WHAT YOU NEED TO DO — Note each line of the listing that contains the string "emoji", and copy it.

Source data
========================

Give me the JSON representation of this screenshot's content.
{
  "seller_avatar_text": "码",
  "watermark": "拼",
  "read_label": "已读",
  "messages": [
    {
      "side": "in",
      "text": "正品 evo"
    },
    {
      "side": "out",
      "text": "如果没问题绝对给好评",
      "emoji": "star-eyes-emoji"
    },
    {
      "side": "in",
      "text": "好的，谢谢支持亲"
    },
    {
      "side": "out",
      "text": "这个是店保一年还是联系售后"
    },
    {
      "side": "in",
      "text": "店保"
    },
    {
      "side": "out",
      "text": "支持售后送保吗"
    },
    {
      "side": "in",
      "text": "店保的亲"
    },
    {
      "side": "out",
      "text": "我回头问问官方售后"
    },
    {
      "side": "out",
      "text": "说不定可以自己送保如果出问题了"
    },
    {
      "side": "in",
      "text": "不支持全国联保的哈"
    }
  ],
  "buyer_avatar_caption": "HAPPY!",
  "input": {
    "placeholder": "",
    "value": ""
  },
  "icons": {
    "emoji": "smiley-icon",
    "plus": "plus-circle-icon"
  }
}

========================

COMPLETED EXERCISE —
      "emoji": "star-eyes-emoji"
    "emoji": "smiley-icon",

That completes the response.